→ Requirements: Would you retype all of these records exactly?

→ Information provided:

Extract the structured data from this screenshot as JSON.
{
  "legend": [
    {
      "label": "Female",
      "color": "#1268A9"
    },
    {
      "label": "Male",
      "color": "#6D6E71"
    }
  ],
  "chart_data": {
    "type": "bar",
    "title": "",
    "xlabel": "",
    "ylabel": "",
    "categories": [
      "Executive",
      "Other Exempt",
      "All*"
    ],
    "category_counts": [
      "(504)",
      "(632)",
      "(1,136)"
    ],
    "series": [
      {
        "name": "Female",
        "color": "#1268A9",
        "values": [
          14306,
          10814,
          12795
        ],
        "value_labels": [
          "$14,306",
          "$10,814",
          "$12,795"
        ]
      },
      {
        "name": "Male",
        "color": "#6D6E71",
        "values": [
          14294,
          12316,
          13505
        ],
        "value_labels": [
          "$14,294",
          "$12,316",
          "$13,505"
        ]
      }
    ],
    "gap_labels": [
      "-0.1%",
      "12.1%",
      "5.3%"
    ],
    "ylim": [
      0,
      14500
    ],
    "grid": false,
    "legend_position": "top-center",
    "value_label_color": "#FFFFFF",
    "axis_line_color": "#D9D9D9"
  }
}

→ The solution:
Extract the structured data from this screenshot as JSON.
{
  "legend": [
    {
      "label": "Female",
      "color": "#1268A9"
    },
    {
      "label": "Male",
      "color": "#6D6E71"
    }
  ],
  "chart_data": {
    "type": "bar",
    "title": "",
    "xlabel": "",
    "ylabel": "",
    "categories": [
      "Executive",
      "Other Exempt",
      "All*"
    ],
    "category_counts": [
      "(504)",
      "(632)",
      "(1,136)"
    ],
    "series": [
      {
        "name": "Female",
        "color": "#1268A9",
        "values": [
          14306,
          10814,
          12795
        ],
        "value_labels": [
          "$14,306",
          "$10,814",
          "$12,795"
        ]
      },
      {
        "name": "Male",
        "color": "#6D6E71",
        "values": [
          14294,
          12316,
          13505
        ],
        "value_labels": [
          "$14,294",
          "$12,316",
          "$13,505"
        ]
      }
    ],
    "gap_labels": [
      "-0.1%",
      "12.1%",
      "5.3%"
    ],
    "ylim": [
      0,
      14500
    ],
    "grid": false,
    "legend_position": "top-center",
    "value_label_color": "#FFFFFF",
    "axis_line_color": "#D9D9D9"
  }
}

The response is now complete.